● Selection
╭──
Mineral Hills Conservation Area Fifteen minutes from downtown Northampton exists a special place that seems a world apart from the nearby bustling cultural center. The Mineral Hills is a hilly forest with dramatic ridge-top views, wetlands, beaver ponds, and an abandoned rock quarry. There is an extensive wooded trail system here marked by signs and numbered intersections thanks to the Friends of the Mineral Hills. The trails pass by rock outcroppings and provide several different views of the large quarry, both from the bottom where you can peer into the rocky pools and a dramatic cliff-edge view from above. From the upper quarry edge, you can see the Mount Holyoke Summit House on a clear day. This is a great place for wildlife tracking, as porcupines are among the creatures who are likely to show their presence. The conservation lands are owned by the City of Northampton and portions are monitored by Kestrel through a Conservation Restriction. The Friends of Mineral Hills maintains the trails.
Mount Sugarloaf State Reservation is a state-owned, public recreation area managed by the Massachusetts Department of Conservation and Recreation located in South Deerfield, just west of the Connecticut River. The state park includes the summits of North Sugarloaf Mountain and South Sugarloaf Mountain, as well as 1.75 miles of frontage on the Connecticut River and two river islands. The park is part of a larger park designation called the Connecticut River Greenway State Park. Portions of the park property along the river are used by the University of Massachusetts Amherst for agricultural research. The state maintains an automobile road and an observation tower on South Sugarloaf, open from late spring through the fall foliage season. The reservation is accessible via Route 116. Parking for a fee is available at the base of the mountain and at the summit of the auto road. The reservation is open for hiking, picnicking, and scenic viewing. Hiking trails include a section of the 20-mile Pocumtuck Ridge Trail. Canoe and kayak camping is allowed on the islands.
╰──
● Instructions
A - In the passage on Mineral Hills and Mount Sugarloaf, what group maintains the trails at Mineral Hills?
B - Using the passage on Mineral Hills and Mount Sugarloaf, explain why Mineral Hills is described as a great place for wildlife tracking.
C - Carry on with the passage on Mineral Hills and Mount Sugarloaf, starting right after its last sentence.

● Listed entries
╭──
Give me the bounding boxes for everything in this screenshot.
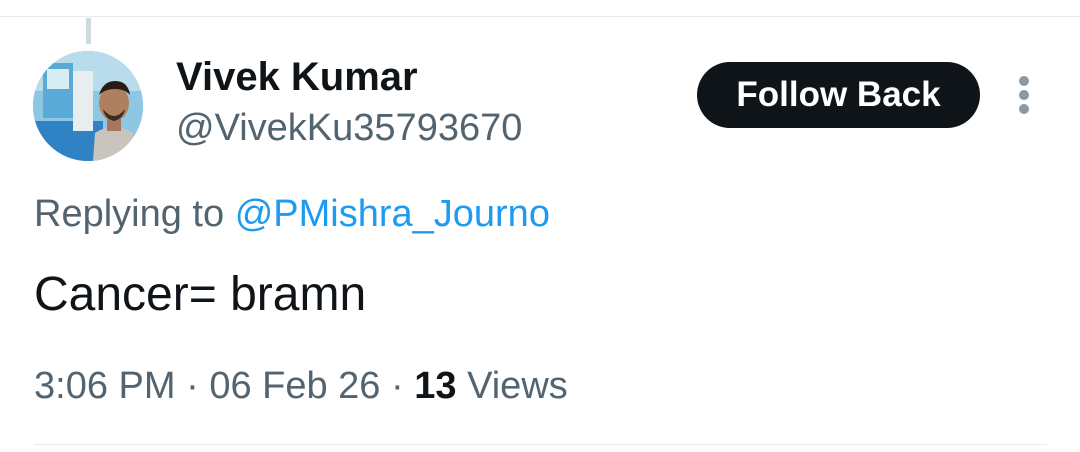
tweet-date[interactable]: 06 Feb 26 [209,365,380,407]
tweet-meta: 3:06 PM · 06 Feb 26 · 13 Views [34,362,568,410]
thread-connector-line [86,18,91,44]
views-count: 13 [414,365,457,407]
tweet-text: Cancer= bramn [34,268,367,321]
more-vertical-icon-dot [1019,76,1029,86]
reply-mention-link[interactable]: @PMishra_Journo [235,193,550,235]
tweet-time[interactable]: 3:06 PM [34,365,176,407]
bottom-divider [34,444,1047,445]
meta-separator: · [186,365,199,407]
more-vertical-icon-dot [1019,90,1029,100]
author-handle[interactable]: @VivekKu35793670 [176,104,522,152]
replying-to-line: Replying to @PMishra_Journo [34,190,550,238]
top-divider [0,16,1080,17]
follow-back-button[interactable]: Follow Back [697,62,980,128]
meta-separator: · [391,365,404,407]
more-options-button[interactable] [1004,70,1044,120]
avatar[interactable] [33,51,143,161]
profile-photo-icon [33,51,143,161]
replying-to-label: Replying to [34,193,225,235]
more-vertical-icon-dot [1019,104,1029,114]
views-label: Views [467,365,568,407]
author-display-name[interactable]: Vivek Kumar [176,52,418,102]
╰──
╭──
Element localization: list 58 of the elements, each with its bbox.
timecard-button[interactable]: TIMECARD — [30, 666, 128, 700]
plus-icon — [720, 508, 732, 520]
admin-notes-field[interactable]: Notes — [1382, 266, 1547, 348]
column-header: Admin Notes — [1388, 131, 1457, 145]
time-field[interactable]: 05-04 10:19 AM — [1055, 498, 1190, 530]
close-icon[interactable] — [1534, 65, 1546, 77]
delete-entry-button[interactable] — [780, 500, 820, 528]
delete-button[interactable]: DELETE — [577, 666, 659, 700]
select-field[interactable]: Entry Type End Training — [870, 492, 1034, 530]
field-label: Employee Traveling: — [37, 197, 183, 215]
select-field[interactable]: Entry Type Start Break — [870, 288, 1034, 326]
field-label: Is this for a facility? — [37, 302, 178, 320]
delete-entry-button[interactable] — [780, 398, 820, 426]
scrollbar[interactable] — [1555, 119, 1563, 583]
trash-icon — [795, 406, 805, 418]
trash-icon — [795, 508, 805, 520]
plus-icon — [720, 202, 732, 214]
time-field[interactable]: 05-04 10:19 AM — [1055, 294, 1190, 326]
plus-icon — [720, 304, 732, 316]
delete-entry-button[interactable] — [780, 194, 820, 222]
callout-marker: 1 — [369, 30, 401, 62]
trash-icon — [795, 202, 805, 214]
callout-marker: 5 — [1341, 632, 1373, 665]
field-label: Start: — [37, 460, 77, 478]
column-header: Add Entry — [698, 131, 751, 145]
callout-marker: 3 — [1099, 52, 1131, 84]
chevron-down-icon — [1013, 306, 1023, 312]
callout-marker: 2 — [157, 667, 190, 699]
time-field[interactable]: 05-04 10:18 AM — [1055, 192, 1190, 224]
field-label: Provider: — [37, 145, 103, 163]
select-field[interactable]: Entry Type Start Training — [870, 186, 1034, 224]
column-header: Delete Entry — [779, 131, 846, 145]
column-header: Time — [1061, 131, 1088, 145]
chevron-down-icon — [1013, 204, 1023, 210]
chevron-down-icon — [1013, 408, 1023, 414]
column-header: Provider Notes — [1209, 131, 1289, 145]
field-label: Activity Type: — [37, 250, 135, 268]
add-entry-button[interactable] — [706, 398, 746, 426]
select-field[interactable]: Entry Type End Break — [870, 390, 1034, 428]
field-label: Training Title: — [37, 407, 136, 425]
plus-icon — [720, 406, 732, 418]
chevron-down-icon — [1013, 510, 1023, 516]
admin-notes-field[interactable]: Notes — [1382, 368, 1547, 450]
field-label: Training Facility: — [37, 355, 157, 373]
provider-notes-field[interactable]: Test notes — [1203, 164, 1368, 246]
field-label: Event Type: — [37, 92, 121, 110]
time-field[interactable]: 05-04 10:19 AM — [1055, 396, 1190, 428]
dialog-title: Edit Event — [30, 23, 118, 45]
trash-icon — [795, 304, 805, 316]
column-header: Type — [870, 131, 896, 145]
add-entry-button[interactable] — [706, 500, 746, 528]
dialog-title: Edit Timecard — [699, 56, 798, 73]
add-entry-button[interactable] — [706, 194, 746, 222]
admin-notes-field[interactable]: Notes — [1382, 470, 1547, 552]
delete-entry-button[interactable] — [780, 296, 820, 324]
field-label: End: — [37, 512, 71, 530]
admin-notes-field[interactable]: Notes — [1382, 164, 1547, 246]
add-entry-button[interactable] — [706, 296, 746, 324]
╰──
● Results
A - The Friends of Mineral Hills.

B - Porcupines are among the animals likely to show signs of their presence there.

C -
Rail Trails: Norwottuck, Manhan, Northampton A network of excellent, paved bike trails weaves throughout the Pioneer Valley, and runners are included in the numerous trail users who take to these recreation paths year-round. Three bikeways — all connected — make up the main commuter paths in the Five College area. Hop on any one (or connect them all) for an out and back of your desired length. These paths are plowed in the wintertime, so although they sometimes get icy, they make for decent off-season running.
Norwottuck Rail Trail: The Norwottuck Rail Trail stretches 11 miles along the former Boston and Maine Railroad, linking Northampton, Hadley, Amherst, and Belchertown. The quietest and most scenic part of the trail is a roughly 3 mile stretch along the east end of the trail from the Fort River access point to the trail’s terminus at Warren Wright Road. This section cuts predominately through conservation land, with great views of the Mount Holyoke range from the Fort River, Brickyard Conservation Area, and Lawrence Swamp. There are several dirt single track side trails to explore here as well. Another notable section of the trail is the extreme west end, which crosses over the Connecticut River on a wood planked former railroad bridge. East of here, the trail borders the somewhat congested commercial area along Route 9, but it does cut through some nice farmland as well.
Manhan Rail Trail: After the Norwottuck Rail Trail crosses the Connecticut River, it soon becomes the Manhan Rail Trail, which cuts through downtown Northampton, crosses I-91, and carries on south into Easthampton, where it roughly follows the Manhan River into downtown. It’s about 7.4 miles one-way. A lovely section is the area around Easthampton’s Lower Mill Pond with its historic mill buildings and manicured greenery.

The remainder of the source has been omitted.